* _Work required_
All records should be reproduced verbatim.

-------- Extracted entries

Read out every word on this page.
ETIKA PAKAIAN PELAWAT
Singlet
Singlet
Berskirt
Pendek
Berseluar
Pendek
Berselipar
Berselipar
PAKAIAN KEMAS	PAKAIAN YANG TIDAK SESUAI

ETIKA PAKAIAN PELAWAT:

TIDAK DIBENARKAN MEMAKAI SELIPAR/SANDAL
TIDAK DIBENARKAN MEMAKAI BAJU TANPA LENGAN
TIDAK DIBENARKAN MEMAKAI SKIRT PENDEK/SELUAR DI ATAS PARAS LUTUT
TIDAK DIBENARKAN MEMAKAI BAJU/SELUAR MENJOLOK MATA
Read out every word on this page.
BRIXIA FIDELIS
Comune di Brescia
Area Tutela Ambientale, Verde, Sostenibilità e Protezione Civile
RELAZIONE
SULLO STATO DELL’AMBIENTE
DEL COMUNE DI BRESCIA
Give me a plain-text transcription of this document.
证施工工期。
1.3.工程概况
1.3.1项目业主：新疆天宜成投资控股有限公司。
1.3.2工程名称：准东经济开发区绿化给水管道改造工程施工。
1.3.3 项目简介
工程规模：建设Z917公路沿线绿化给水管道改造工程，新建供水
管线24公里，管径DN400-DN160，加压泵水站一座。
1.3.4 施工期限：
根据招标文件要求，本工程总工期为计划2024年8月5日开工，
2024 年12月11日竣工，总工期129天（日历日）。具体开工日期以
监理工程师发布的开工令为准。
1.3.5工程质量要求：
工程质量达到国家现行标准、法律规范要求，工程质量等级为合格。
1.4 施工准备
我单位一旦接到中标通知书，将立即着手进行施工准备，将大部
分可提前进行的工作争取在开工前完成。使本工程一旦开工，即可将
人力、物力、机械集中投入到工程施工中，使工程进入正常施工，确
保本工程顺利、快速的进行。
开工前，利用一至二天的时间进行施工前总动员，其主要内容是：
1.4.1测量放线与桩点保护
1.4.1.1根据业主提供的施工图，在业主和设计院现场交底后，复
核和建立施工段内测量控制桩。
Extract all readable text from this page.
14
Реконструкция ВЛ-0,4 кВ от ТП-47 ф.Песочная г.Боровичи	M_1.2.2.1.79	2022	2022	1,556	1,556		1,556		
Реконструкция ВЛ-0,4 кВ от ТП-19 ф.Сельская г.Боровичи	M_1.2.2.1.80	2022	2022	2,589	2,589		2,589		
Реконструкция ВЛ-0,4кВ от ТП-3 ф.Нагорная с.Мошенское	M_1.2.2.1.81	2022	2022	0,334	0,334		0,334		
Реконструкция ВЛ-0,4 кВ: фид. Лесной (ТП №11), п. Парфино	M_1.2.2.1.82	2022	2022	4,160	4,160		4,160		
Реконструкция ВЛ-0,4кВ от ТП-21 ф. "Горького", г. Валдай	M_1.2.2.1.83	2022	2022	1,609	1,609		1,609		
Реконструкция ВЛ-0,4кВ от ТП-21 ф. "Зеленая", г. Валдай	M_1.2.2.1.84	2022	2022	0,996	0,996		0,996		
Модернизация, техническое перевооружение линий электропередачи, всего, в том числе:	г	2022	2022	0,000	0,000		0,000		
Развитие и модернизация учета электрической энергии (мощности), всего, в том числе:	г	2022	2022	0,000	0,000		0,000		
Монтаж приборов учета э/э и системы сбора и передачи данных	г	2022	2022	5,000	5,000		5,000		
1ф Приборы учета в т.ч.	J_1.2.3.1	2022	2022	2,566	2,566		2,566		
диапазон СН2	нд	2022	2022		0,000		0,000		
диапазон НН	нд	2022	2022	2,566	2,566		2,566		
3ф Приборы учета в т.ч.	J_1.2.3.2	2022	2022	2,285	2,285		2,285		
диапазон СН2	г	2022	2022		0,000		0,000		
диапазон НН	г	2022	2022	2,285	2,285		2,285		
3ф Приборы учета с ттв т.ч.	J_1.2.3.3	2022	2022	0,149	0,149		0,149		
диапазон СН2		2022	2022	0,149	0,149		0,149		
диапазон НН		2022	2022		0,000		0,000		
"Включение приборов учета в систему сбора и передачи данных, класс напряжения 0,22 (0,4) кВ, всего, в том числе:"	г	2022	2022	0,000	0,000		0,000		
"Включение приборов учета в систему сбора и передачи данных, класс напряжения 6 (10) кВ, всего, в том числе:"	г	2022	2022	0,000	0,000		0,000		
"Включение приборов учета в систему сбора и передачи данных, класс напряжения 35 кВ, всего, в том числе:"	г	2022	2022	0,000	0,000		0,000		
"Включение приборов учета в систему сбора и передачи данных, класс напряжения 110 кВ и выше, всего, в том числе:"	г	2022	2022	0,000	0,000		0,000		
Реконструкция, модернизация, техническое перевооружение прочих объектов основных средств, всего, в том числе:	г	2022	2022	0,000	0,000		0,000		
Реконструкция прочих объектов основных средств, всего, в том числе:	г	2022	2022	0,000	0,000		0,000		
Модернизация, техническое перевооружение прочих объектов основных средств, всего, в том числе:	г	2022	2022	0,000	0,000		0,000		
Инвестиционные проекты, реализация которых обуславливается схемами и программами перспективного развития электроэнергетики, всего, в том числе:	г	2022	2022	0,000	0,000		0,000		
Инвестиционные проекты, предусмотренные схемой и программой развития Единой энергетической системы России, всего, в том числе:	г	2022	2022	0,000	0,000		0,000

----------------

* _Finished exercise_
Read out every word on this page.
ETIKA PAKAIAN PELAWAT
Singlet
Singlet
Berskirt
Pendek
Berseluar
Pendek
Berselipar
Berselipar
PAKAIAN KEMAS	PAKAIAN YANG TIDAK SESUAI

ETIKA PAKAIAN PELAWAT:

TIDAK DIBENARKAN MEMAKAI SELIPAR/SANDAL
TIDAK DIBENARKAN MEMAKAI BAJU TANPA LENGAN
TIDAK DIBENARKAN MEMAKAI SKIRT PENDEK/SELUAR DI ATAS PARAS LUTUT
TIDAK DIBENARKAN MEMAKAI BAJU/SELUAR MENJOLOK MATA
Read out every word on this page.
BRIXIA FIDELIS
Comune di Brescia
Area Tutela Ambientale, Verde, Sostenibilità e Protezione Civile
RELAZIONE
SULLO STATO DELL’AMBIENTE
DEL COMUNE DI BRESCIA
Give me a plain-text transcription of this document.
证施工工期。
1.3.工程概况
1.3.1项目业主：新疆天宜成投资控股有限公司。
1.3.2工程名称：准东经济开发区绿化给水管道改造工程施工。
1.3.3 项目简介
工程规模：建设Z917公路沿线绿化给水管道改造工程，新建供水
管线24公里，管径DN400-DN160，加压泵水站一座。
1.3.4 施工期限：
根据招标文件要求，本工程总工期为计划2024年8月5日开工，
2024 年12月11日竣工，总工期129天（日历日）。具体开工日期以
监理工程师发布的开工令为准。
1.3.5工程质量要求：
工程质量达到国家现行标准、法律规范要求，工程质量等级为合格。
1.4 施工准备
我单位一旦接到中标通知书，将立即着手进行施工准备，将大部
分可提前进行的工作争取在开工前完成。使本工程一旦开工，即可将
人力、物力、机械集中投入到工程施工中，使工程进入正常施工，确
保本工程顺利、快速的进行。
开工前，利用一至二天的时间进行施工前总动员，其主要内容是：
1.4.1测量放线与桩点保护
1.4.1.1根据业主提供的施工图，在业主和设计院现场交底后，复
核和建立施工段内测量控制桩。
Extract all readable text from this page.
14
Реконструкция ВЛ-0,4 кВ от ТП-47 ф.Песочная г.Боровичи	M_1.2.2.1.79	2022	2022	1,556	1,556		1,556		
Реконструкция ВЛ-0,4 кВ от ТП-19 ф.Сельская г.Боровичи	M_1.2.2.1.80	2022	2022	2,589	2,589		2,589		
Реконструкция ВЛ-0,4кВ от ТП-3 ф.Нагорная с.Мошенское	M_1.2.2.1.81	2022	2022	0,334	0,334		0,334		
Реконструкция ВЛ-0,4 кВ: фид. Лесной (ТП №11), п. Парфино	M_1.2.2.1.82	2022	2022	4,160	4,160		4,160		
Реконструкция ВЛ-0,4кВ от ТП-21 ф. "Горького", г. Валдай	M_1.2.2.1.83	2022	2022	1,609	1,609		1,609		
Реконструкция ВЛ-0,4кВ от ТП-21 ф. "Зеленая", г. Валдай	M_1.2.2.1.84	2022	2022	0,996	0,996		0,996		
Модернизация, техническое перевооружение линий электропередачи, всего, в том числе:	г	2022	2022	0,000	0,000		0,000		
Развитие и модернизация учета электрической энергии (мощности), всего, в том числе:	г	2022	2022	0,000	0,000		0,000		
Монтаж приборов учета э/э и системы сбора и передачи данных	г	2022	2022	5,000	5,000		5,000		
1ф Приборы учета в т.ч.	J_1.2.3.1	2022	2022	2,566	2,566		2,566		
диапазон СН2	нд	2022	2022		0,000		0,000		
диапазон НН	нд	2022	2022	2,566	2,566		2,566		
3ф Приборы учета в т.ч.	J_1.2.3.2	2022	2022	2,285	2,285		2,285		
диапазон СН2	г	2022	2022		0,000		0,000		
диапазон НН	г	2022	2022	2,285	2,285		2,285		
3ф Приборы учета с ттв т.ч.	J_1.2.3.3	2022	2022	0,149	0,149		0,149		
диапазон СН2		2022	2022	0,149	0,149		0,149		
диапазон НН		2022	2022		0,000		0,000		
"Включение приборов учета в систему сбора и передачи данных, класс напряжения 0,22 (0,4) кВ, всего, в том числе:"	г	2022	2022	0,000	0,000		0,000		
"Включение приборов учета в систему сбора и передачи данных, класс напряжения 6 (10) кВ, всего, в том числе:"	г	2022	2022	0,000	0,000		0,000		
"Включение приборов учета в систему сбора и передачи данных, класс напряжения 35 кВ, всего, в том числе:"	г	2022	2022	0,000	0,000		0,000		
"Включение приборов учета в систему сбора и передачи данных, класс напряжения 110 кВ и выше, всего, в том числе:"	г	2022	2022	0,000	0,000		0,000		
Реконструкция, модернизация, техническое перевооружение прочих объектов основных средств, всего, в том числе:	г	2022	2022	0,000	0,000		0,000		
Реконструкция прочих объектов основных средств, всего, в том числе:	г	2022	2022	0,000	0,000		0,000		
Модернизация, техническое перевооружение прочих объектов основных средств, всего, в том числе:	г	2022	2022	0,000	0,000		0,000		
Инвестиционные проекты, реализация которых обуславливается схемами и программами перспективного развития электроэнергетики, всего, в том числе:	г	2022	2022	0,000	0,000		0,000		
Инвестиционные проекты, предусмотренные схемой и программой развития Единой энергетической системы России, всего, в том числе:	г	2022	2022	0,000	0,000		0,000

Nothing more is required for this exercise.